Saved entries
::::::
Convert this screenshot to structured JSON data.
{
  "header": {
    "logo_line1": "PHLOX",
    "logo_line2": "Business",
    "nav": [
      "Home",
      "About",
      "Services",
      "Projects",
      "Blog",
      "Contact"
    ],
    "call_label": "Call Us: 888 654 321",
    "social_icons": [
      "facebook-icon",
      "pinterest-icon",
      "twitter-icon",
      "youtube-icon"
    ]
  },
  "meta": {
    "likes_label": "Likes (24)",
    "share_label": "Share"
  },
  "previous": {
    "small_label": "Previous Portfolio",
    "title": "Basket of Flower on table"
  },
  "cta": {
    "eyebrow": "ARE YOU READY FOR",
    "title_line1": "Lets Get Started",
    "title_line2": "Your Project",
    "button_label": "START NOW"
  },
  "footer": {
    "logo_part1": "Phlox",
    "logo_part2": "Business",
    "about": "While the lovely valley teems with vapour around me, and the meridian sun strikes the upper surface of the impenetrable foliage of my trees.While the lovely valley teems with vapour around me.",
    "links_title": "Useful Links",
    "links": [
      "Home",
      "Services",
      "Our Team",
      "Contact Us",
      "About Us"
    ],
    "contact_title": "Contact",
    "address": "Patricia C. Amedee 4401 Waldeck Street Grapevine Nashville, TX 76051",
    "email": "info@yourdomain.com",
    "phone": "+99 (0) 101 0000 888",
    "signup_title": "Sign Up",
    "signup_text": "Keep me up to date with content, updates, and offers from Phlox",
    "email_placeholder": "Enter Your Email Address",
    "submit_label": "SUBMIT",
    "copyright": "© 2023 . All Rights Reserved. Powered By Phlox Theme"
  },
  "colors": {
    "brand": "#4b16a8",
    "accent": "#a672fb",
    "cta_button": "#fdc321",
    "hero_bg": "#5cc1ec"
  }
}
::::::
● Problem
Gather and copy every line of the data in which the string "Contact" is found.

● Complete output
      "Contact"
      "Contact Us",
    "contact_title": "Contact",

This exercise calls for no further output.